▸ Task objective
Check each line of the material. Copy those containing "pobliżu".

▸ Task data
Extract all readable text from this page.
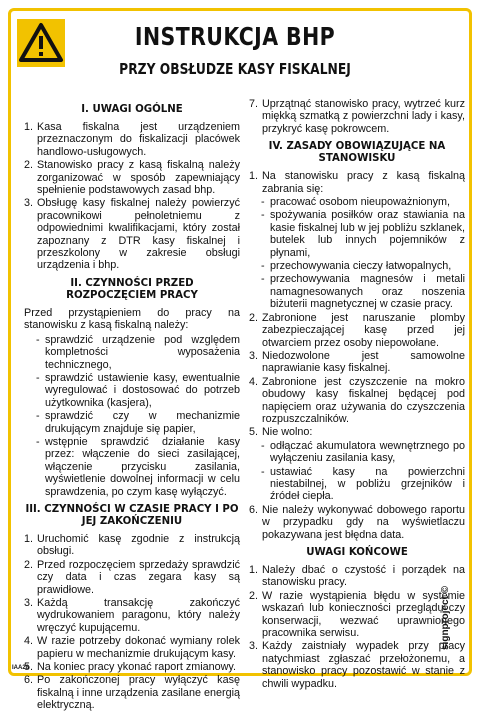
INSTRUKCJA BHP
PRZY OBSŁUDZE KASY FISKALNEJ
I. UWAGI OGÓLNE
1. Kasa fiskalna jest urządzeniem przeznaczonym do fiskalizacji placówek handlowo-usługowych.
2. Stanowisko pracy z kasą fiskalną należy zorganizować w sposób zapewniający spełnienie podstawowych zasad bhp.
3. Obsługę kasy fiskalnej należy powierzyć pracownikowi pełnoletniemu z odpowiednimi kwalifikacjami, który został zapoznany z DTR kasy fiskalnej i przeszkolony w zakresie obsługi urządzenia i bhp.
II. CZYNNOŚCI PRZED ROZPOCZĘCIEM PRACY
Przed przystąpieniem do pracy na stanowisku z kasą fiskalną należy:
- sprawdzić urządzenie pod względem kompletności wyposażenia technicznego,
- sprawdzić ustawienie kasy, ewentualnie wyregulować i dostosować do potrzeb użytkownika (kasjera),
- sprawdzić czy w mechanizmie drukującym znajduje się papier,
- wstępnie sprawdzić działanie kasy przez: włączenie do sieci zasilającej, włączenie przycisku zasilania, wyświetlenie dowolnej informacji w celu sprawdzenia, po czym kasę wyłączyć.
III. CZYNNOŚCI W CZASIE PRACY I PO JEJ ZAKOŃCZENIU
1. Uruchomić kasę zgodnie z instrukcją obsługi.
2. Przed rozpoczęciem sprzedaży sprawdzić czy data i czas zegara kasy są prawidłowe.
3. Każdą transakcję zakończyć wydrukowaniem paragonu, który należy wręczyć kupującemu.
4. W razie potrzeby dokonać wymiany rolek papieru w mechanizmie drukującym kasy.
5. Na koniec pracy ykonać raport zmianowy.
6. Po zakończonej pracy wyłączyć kasę fiskalną i inne urządzenia zasilane energią elektryczną.
7. Uprzątnąć stanowisko pracy, wytrzeć kurz miękką szmatką z powierzchni lady i kasy, przykryć kasę pokrowcem.
IV. ZASADY OBOWIĄZUJĄCE NA STANOWISKU
1. Na stanowisku pracy z kasą fiskalną zabrania się:
- pracować osobom nieupoważnionym,
- spożywania posiłków oraz stawiania na kasie fiskalnej lub w jej pobliżu szklanek, butelek lub innych pojemników z płynami,
- przechowywania cieczy łatwopalnych,
- przechowywania magnesów i metali namagnesowanych oraz noszenia biżuterii magnetycznej w czasie pracy.
2. Zabronione jest naruszanie plomby zabezpieczającej kasę przed jej otwarciem przez osoby niepowołane.
3. Niedozwolone jest samowolne naprawianie kasy fiskalnej.
4. Zabronione jest czyszczenie na mokro obudowy kasy fiskalnej będącej pod napięciem oraz używania do czyszczenia rozpuszczalników.
5. Nie wolno:
- odłączać akumulatora wewnętrznego po wyłączeniu zasilania kasy,
- ustawiać kasy na powierzchni niestabilnej, w pobliżu grzejników i źródeł ciepła.
6. Nie należy wykonywać dobowego raportu w przypadku gdy na wyświetlaczu pokazywana jest błędna data.
UWAGI KOŃCOWE
1. Należy dbać o czystość i porządek na stanowisku pracy.
2. W razie wystąpienia błędu w systemie wskazań lub konieczności przeglądu czy konserwacji, wezwać uprawnionego pracownika serwisu.
3. Każdy zaistniały wypadek przy pracy natychmiast zgłaszać przełożonemu, a stanowisko pracy pozostawić w stanie z chwili wypadku.
IAA28
signproject ©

▸ Task output
- spożywania posiłków oraz stawiania na kasie fiskalnej lub w jej pobliżu szklanek, butelek lub innych pojemników z płynami,
- ustawiać kasy na powierzchni niestabilnej, w pobliżu grzejników i źródeł ciepła.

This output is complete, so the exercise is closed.